-- BEGIN --

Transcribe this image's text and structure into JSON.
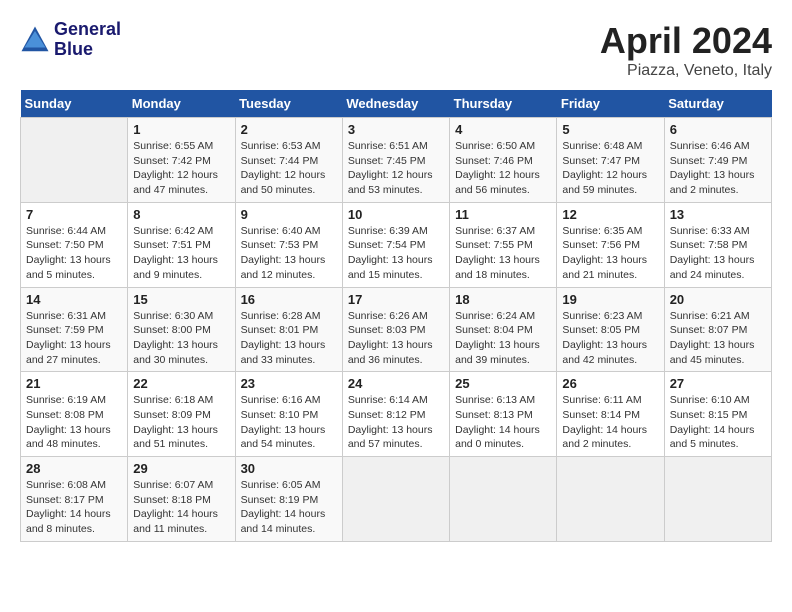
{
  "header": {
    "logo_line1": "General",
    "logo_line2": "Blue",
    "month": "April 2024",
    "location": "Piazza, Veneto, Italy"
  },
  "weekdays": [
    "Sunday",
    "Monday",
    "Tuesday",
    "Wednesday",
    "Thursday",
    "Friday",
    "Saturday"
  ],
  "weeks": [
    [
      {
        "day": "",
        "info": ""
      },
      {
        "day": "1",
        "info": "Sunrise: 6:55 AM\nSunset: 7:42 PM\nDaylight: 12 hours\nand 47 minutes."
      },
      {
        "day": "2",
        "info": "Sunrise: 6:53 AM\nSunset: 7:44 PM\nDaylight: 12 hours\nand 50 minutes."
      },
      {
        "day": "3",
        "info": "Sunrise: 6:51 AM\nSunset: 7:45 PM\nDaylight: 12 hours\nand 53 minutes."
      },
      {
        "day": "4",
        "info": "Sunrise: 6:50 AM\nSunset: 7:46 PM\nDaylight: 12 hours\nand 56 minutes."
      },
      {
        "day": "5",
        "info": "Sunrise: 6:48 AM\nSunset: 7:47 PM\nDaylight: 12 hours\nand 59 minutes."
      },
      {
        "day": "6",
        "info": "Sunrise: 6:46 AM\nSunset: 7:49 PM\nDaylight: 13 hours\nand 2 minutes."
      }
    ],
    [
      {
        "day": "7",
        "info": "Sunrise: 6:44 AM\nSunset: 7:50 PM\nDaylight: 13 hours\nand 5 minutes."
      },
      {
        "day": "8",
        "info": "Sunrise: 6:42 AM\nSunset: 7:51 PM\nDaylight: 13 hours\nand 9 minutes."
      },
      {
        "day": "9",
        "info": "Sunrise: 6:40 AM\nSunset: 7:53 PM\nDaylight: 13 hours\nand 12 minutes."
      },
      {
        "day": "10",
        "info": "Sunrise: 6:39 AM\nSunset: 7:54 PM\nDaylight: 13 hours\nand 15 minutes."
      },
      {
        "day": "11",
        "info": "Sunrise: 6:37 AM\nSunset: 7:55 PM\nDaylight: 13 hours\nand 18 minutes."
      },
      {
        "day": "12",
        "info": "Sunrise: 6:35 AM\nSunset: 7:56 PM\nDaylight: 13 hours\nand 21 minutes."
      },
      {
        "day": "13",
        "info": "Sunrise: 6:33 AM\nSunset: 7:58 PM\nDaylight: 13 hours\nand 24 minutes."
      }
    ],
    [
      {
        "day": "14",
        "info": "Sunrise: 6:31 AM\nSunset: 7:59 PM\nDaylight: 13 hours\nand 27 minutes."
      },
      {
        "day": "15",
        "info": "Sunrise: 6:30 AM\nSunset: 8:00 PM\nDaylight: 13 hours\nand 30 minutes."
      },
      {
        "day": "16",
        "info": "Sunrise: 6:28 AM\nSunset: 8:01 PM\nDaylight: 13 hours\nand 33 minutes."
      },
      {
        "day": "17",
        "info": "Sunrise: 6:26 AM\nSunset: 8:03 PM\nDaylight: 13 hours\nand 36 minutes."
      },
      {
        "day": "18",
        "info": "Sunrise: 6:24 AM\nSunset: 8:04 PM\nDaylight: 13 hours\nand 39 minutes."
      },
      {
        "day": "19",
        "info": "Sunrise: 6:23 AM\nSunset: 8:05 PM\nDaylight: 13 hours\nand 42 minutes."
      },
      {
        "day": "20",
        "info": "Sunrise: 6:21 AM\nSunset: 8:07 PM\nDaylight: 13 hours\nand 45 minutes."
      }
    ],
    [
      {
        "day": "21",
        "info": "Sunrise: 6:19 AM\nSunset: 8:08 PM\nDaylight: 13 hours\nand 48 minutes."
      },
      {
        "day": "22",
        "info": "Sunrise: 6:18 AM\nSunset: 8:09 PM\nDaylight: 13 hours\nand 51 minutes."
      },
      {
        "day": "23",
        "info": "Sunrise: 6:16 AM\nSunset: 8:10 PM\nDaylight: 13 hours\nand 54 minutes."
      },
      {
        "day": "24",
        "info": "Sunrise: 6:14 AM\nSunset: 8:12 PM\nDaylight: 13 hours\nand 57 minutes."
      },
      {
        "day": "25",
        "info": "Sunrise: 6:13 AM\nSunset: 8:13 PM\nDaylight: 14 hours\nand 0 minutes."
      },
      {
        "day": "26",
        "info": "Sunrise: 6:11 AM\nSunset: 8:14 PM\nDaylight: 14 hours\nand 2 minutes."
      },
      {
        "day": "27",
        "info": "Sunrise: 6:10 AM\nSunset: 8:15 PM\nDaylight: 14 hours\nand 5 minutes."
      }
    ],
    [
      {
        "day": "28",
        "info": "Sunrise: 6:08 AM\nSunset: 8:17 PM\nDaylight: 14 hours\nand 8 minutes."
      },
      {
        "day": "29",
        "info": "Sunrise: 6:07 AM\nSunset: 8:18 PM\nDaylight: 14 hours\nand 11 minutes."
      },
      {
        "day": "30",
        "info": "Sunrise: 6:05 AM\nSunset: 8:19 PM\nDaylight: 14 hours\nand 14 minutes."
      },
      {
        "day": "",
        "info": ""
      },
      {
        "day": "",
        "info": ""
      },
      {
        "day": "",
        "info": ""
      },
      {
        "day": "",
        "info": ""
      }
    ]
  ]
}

-- END --

- [Short task]: Your task is an exact transcription of all the data, minus the pictures.

- [The reply]:
Transcribe this image's text and structure into JSON.
{
  "header": {
    "logo_line1": "General",
    "logo_line2": "Blue",
    "month": "April 2024",
    "location": "Piazza, Veneto, Italy"
  },
  "weekdays": [
    "Sunday",
    "Monday",
    "Tuesday",
    "Wednesday",
    "Thursday",
    "Friday",
    "Saturday"
  ],
  "weeks": [
    [
      {
        "day": "",
        "info": ""
      },
      {
        "day": "1",
        "info": "Sunrise: 6:55 AM\nSunset: 7:42 PM\nDaylight: 12 hours\nand 47 minutes."
      },
      {
        "day": "2",
        "info": "Sunrise: 6:53 AM\nSunset: 7:44 PM\nDaylight: 12 hours\nand 50 minutes."
      },
      {
        "day": "3",
        "info": "Sunrise: 6:51 AM\nSunset: 7:45 PM\nDaylight: 12 hours\nand 53 minutes."
      },
      {
        "day": "4",
        "info": "Sunrise: 6:50 AM\nSunset: 7:46 PM\nDaylight: 12 hours\nand 56 minutes."
      },
      {
        "day": "5",
        "info": "Sunrise: 6:48 AM\nSunset: 7:47 PM\nDaylight: 12 hours\nand 59 minutes."
      },
      {
        "day": "6",
        "info": "Sunrise: 6:46 AM\nSunset: 7:49 PM\nDaylight: 13 hours\nand 2 minutes."
      }
    ],
    [
      {
        "day": "7",
        "info": "Sunrise: 6:44 AM\nSunset: 7:50 PM\nDaylight: 13 hours\nand 5 minutes."
      },
      {
        "day": "8",
        "info": "Sunrise: 6:42 AM\nSunset: 7:51 PM\nDaylight: 13 hours\nand 9 minutes."
      },
      {
        "day": "9",
        "info": "Sunrise: 6:40 AM\nSunset: 7:53 PM\nDaylight: 13 hours\nand 12 minutes."
      },
      {
        "day": "10",
        "info": "Sunrise: 6:39 AM\nSunset: 7:54 PM\nDaylight: 13 hours\nand 15 minutes."
      },
      {
        "day": "11",
        "info": "Sunrise: 6:37 AM\nSunset: 7:55 PM\nDaylight: 13 hours\nand 18 minutes."
      },
      {
        "day": "12",
        "info": "Sunrise: 6:35 AM\nSunset: 7:56 PM\nDaylight: 13 hours\nand 21 minutes."
      },
      {
        "day": "13",
        "info": "Sunrise: 6:33 AM\nSunset: 7:58 PM\nDaylight: 13 hours\nand 24 minutes."
      }
    ],
    [
      {
        "day": "14",
        "info": "Sunrise: 6:31 AM\nSunset: 7:59 PM\nDaylight: 13 hours\nand 27 minutes."
      },
      {
        "day": "15",
        "info": "Sunrise: 6:30 AM\nSunset: 8:00 PM\nDaylight: 13 hours\nand 30 minutes."
      },
      {
        "day": "16",
        "info": "Sunrise: 6:28 AM\nSunset: 8:01 PM\nDaylight: 13 hours\nand 33 minutes."
      },
      {
        "day": "17",
        "info": "Sunrise: 6:26 AM\nSunset: 8:03 PM\nDaylight: 13 hours\nand 36 minutes."
      },
      {
        "day": "18",
        "info": "Sunrise: 6:24 AM\nSunset: 8:04 PM\nDaylight: 13 hours\nand 39 minutes."
      },
      {
        "day": "19",
        "info": "Sunrise: 6:23 AM\nSunset: 8:05 PM\nDaylight: 13 hours\nand 42 minutes."
      },
      {
        "day": "20",
        "info": "Sunrise: 6:21 AM\nSunset: 8:07 PM\nDaylight: 13 hours\nand 45 minutes."
      }
    ],
    [
      {
        "day": "21",
        "info": "Sunrise: 6:19 AM\nSunset: 8:08 PM\nDaylight: 13 hours\nand 48 minutes."
      },
      {
        "day": "22",
        "info": "Sunrise: 6:18 AM\nSunset: 8:09 PM\nDaylight: 13 hours\nand 51 minutes."
      },
      {
        "day": "23",
        "info": "Sunrise: 6:16 AM\nSunset: 8:10 PM\nDaylight: 13 hours\nand 54 minutes."
      },
      {
        "day": "24",
        "info": "Sunrise: 6:14 AM\nSunset: 8:12 PM\nDaylight: 13 hours\nand 57 minutes."
      },
      {
        "day": "25",
        "info": "Sunrise: 6:13 AM\nSunset: 8:13 PM\nDaylight: 14 hours\nand 0 minutes."
      },
      {
        "day": "26",
        "info": "Sunrise: 6:11 AM\nSunset: 8:14 PM\nDaylight: 14 hours\nand 2 minutes."
      },
      {
        "day": "27",
        "info": "Sunrise: 6:10 AM\nSunset: 8:15 PM\nDaylight: 14 hours\nand 5 minutes."
      }
    ],
    [
      {
        "day": "28",
        "info": "Sunrise: 6:08 AM\nSunset: 8:17 PM\nDaylight: 14 hours\nand 8 minutes."
      },
      {
        "day": "29",
        "info": "Sunrise: 6:07 AM\nSunset: 8:18 PM\nDaylight: 14 hours\nand 11 minutes."
      },
      {
        "day": "30",
        "info": "Sunrise: 6:05 AM\nSunset: 8:19 PM\nDaylight: 14 hours\nand 14 minutes."
      },
      {
        "day": "",
        "info": ""
      },
      {
        "day": "",
        "info": ""
      },
      {
        "day": "",
        "info": ""
      },
      {
        "day": "",
        "info": ""
      }
    ]
  ]
}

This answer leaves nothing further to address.